>> Start RECORDS SHOWN

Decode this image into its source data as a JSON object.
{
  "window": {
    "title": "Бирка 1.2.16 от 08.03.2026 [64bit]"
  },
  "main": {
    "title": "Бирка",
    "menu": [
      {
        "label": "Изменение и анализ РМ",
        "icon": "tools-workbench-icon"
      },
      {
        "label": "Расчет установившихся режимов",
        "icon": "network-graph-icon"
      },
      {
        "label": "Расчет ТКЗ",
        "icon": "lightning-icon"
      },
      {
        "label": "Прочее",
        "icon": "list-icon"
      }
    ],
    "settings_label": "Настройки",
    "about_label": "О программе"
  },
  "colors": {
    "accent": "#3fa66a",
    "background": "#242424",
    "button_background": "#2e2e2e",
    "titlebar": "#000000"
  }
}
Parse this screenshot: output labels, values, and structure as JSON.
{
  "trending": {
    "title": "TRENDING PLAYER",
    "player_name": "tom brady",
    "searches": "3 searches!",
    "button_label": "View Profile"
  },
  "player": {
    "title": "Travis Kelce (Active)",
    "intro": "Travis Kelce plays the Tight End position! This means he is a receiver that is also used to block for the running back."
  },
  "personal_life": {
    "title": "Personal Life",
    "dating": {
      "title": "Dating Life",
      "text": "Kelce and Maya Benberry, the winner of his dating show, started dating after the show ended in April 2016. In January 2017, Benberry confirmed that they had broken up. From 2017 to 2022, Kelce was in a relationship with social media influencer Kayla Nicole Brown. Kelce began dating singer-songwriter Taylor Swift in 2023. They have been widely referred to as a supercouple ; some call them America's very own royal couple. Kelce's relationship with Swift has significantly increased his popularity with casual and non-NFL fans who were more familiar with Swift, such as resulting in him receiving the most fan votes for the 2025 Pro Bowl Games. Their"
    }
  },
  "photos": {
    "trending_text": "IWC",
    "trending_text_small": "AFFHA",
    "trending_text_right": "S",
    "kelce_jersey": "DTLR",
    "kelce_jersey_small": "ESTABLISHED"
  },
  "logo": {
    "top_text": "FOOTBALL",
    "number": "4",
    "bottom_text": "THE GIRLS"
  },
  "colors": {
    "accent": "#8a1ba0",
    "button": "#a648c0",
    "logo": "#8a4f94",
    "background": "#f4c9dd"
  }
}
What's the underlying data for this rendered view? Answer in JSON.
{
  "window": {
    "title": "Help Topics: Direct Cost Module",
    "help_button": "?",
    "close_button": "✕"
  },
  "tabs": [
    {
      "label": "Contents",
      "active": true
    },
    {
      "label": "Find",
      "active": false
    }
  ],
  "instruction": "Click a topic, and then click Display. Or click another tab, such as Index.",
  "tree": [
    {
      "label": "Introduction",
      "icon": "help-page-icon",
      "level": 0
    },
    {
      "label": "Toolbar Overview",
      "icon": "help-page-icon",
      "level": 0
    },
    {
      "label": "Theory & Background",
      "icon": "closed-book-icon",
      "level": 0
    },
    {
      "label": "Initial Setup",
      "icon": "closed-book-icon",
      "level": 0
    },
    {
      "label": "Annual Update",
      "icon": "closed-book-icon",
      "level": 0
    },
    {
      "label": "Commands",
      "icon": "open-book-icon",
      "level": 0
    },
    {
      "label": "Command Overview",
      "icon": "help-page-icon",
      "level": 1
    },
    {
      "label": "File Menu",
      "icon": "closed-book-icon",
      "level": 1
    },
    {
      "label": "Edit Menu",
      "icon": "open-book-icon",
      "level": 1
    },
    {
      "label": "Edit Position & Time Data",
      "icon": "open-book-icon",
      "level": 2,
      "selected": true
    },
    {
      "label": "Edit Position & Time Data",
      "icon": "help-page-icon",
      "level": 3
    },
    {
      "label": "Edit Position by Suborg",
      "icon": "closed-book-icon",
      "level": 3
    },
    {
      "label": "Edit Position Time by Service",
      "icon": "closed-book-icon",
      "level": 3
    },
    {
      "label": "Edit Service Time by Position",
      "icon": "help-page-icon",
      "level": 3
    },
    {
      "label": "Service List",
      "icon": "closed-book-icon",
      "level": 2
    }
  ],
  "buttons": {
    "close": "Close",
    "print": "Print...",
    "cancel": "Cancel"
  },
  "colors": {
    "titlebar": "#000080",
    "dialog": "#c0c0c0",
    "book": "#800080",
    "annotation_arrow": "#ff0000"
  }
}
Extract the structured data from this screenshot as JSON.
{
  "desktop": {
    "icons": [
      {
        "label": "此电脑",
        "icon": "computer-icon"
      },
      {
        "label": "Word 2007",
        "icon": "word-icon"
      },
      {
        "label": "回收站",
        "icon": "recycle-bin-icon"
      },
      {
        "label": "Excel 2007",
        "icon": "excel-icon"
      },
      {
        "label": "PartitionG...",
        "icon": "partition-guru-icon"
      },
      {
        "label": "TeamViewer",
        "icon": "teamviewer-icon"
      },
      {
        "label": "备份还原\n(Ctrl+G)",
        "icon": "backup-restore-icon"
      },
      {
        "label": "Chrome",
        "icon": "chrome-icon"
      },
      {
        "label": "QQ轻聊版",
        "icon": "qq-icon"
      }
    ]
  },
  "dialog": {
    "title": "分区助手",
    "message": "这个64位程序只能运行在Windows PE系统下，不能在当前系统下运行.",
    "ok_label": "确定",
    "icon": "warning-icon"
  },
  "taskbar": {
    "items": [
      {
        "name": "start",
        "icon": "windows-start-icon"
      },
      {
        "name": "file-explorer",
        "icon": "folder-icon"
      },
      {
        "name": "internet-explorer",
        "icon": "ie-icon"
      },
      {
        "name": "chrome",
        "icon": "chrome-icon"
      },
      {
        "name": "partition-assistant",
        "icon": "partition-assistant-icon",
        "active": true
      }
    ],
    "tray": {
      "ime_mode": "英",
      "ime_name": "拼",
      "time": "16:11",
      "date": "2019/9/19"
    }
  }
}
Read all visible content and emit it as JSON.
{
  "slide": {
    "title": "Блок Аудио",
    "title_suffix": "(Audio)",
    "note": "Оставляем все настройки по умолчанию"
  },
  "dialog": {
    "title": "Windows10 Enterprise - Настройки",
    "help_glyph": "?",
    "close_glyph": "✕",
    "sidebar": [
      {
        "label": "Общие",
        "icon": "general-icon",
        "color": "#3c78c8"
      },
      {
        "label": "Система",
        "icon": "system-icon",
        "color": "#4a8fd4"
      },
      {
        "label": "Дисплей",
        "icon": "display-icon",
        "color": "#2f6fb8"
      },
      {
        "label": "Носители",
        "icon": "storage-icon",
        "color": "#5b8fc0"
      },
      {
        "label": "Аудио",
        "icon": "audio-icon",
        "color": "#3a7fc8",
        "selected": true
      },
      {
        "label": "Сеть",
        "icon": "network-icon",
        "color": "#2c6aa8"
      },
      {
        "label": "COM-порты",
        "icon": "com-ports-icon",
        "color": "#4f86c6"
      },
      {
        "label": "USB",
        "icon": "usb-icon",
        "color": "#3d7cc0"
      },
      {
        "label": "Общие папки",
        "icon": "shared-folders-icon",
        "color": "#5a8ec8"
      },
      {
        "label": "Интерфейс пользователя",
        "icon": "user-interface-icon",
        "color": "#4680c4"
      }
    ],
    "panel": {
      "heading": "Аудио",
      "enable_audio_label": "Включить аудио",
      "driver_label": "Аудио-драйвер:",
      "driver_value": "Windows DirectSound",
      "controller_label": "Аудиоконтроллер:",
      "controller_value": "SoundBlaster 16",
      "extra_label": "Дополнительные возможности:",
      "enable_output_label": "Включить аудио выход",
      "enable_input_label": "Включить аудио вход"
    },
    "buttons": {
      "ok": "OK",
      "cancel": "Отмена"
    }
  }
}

>> End RECORDS SHOWN

* _PROBLEM_:
Only a number is needed: how many lines of the material above contain "Edit"?

* _SOLUTION_:
6